▶ **Task**
Scan each line of the records for the word "using" and extract the ones that have it.

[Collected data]
— begin —
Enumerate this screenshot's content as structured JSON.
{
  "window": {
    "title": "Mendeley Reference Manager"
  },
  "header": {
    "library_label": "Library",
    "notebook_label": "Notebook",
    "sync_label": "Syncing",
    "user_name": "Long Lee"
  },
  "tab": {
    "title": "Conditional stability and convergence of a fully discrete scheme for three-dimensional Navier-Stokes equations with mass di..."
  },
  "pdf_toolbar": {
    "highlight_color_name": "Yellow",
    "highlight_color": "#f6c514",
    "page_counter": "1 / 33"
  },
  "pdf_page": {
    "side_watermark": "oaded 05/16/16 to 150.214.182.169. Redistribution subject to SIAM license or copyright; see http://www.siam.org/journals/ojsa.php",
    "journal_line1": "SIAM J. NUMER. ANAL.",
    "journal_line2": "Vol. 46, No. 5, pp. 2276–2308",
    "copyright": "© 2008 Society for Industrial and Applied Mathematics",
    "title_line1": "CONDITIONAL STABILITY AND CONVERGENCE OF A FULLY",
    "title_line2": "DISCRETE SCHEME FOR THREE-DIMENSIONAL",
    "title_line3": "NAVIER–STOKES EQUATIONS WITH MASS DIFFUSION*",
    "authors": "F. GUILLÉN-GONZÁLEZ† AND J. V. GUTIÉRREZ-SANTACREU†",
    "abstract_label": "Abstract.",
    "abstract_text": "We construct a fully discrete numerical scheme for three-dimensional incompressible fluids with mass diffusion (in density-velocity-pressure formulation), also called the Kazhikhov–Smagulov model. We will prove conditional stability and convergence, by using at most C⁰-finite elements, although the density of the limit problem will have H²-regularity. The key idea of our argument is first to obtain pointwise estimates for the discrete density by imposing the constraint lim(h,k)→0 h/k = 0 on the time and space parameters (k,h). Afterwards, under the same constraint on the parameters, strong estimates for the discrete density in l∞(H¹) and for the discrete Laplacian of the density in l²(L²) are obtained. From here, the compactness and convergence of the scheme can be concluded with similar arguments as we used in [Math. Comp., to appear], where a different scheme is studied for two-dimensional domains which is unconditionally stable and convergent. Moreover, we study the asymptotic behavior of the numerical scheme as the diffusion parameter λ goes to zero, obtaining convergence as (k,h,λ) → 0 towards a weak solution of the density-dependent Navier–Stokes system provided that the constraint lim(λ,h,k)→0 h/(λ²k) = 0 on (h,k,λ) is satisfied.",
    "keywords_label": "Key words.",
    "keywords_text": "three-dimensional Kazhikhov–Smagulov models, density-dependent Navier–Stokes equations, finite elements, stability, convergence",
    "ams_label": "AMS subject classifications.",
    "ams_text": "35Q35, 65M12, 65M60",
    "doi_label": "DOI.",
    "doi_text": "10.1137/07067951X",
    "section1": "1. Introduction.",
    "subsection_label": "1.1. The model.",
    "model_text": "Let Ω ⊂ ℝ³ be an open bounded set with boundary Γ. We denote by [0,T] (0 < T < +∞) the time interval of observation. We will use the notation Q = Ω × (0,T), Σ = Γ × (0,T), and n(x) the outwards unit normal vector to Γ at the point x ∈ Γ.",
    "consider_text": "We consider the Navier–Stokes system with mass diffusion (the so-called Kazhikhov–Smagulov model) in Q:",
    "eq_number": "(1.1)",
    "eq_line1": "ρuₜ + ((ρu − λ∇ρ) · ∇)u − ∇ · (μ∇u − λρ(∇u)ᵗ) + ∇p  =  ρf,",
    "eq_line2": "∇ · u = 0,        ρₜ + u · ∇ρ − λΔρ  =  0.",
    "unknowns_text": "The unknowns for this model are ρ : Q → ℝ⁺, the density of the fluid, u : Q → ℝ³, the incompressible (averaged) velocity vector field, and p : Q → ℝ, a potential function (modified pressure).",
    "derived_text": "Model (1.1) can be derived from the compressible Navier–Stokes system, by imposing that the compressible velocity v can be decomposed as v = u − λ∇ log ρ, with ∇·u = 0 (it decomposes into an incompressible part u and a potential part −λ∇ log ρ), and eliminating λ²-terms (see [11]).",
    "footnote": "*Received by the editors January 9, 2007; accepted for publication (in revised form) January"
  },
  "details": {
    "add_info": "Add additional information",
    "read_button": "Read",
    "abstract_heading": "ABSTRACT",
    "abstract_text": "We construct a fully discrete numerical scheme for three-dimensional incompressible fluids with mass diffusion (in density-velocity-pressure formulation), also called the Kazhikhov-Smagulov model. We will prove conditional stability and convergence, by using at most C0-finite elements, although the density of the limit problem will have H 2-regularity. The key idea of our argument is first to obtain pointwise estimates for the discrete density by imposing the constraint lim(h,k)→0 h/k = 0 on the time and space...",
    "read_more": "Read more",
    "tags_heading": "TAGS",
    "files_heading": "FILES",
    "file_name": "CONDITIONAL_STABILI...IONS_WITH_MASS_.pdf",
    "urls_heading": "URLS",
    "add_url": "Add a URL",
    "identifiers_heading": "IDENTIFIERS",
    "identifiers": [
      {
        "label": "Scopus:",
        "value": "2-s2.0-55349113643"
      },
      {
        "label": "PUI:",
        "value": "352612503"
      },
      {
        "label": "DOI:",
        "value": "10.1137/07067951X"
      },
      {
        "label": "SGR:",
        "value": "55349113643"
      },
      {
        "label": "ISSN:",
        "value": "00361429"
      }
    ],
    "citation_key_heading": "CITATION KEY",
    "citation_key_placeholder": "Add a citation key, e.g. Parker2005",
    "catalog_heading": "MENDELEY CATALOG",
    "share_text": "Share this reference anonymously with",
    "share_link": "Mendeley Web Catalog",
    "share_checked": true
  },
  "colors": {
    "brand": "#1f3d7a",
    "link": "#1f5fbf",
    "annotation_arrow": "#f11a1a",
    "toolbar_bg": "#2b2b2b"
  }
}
— end —
▶ **Written reply**
    "abstract_text": "We construct a fully discrete numerical scheme for three-dimensional incompressible fluids with mass diffusion (in density-velocity-pressure formulation), also called the Kazhikhov–Smagulov model. We will prove conditional stability and convergence, by using at most C⁰-finite elements, although the density of the limit problem will have H²-regularity. The key idea of our argument is first to obtain pointwise estimates for the discrete density by imposing the constraint lim(h,k)→0 h/k = 0 on the time and space parameters (k,h). Afterwards, under the same constraint on the parameters, strong estimates for the discrete density in l∞(H¹) and for the discrete Laplacian of the density in l²(L²) are obtained. From here, the compactness and convergence of the scheme can be concluded with similar arguments as we used in [Math. Comp., to appear], where a different scheme is studied for two-dimensional domains which is unconditionally stable and convergent. Moreover, we study the asymptotic behavior of the numerical scheme as the diffusion parameter λ goes to zero, obtaining convergence as (k,h,λ) → 0 towards a weak solution of the density-dependent Navier–Stokes system provided that the constraint lim(λ,h,k)→0 h/(λ²k) = 0 on (h,k,λ) is satisfied.",
    "abstract_text": "We construct a fully discrete numerical scheme for three-dimensional incompressible fluids with mass diffusion (in density-velocity-pressure formulation), also called the Kazhikhov-Smagulov model. We will prove conditional stability and convergence, by using at most C0-finite elements, although the density of the limit problem will have H 2-regularity. The key idea of our argument is first to obtain pointwise estimates for the discrete density by imposing the constraint lim(h,k)→0 h/k = 0 on the time and space...",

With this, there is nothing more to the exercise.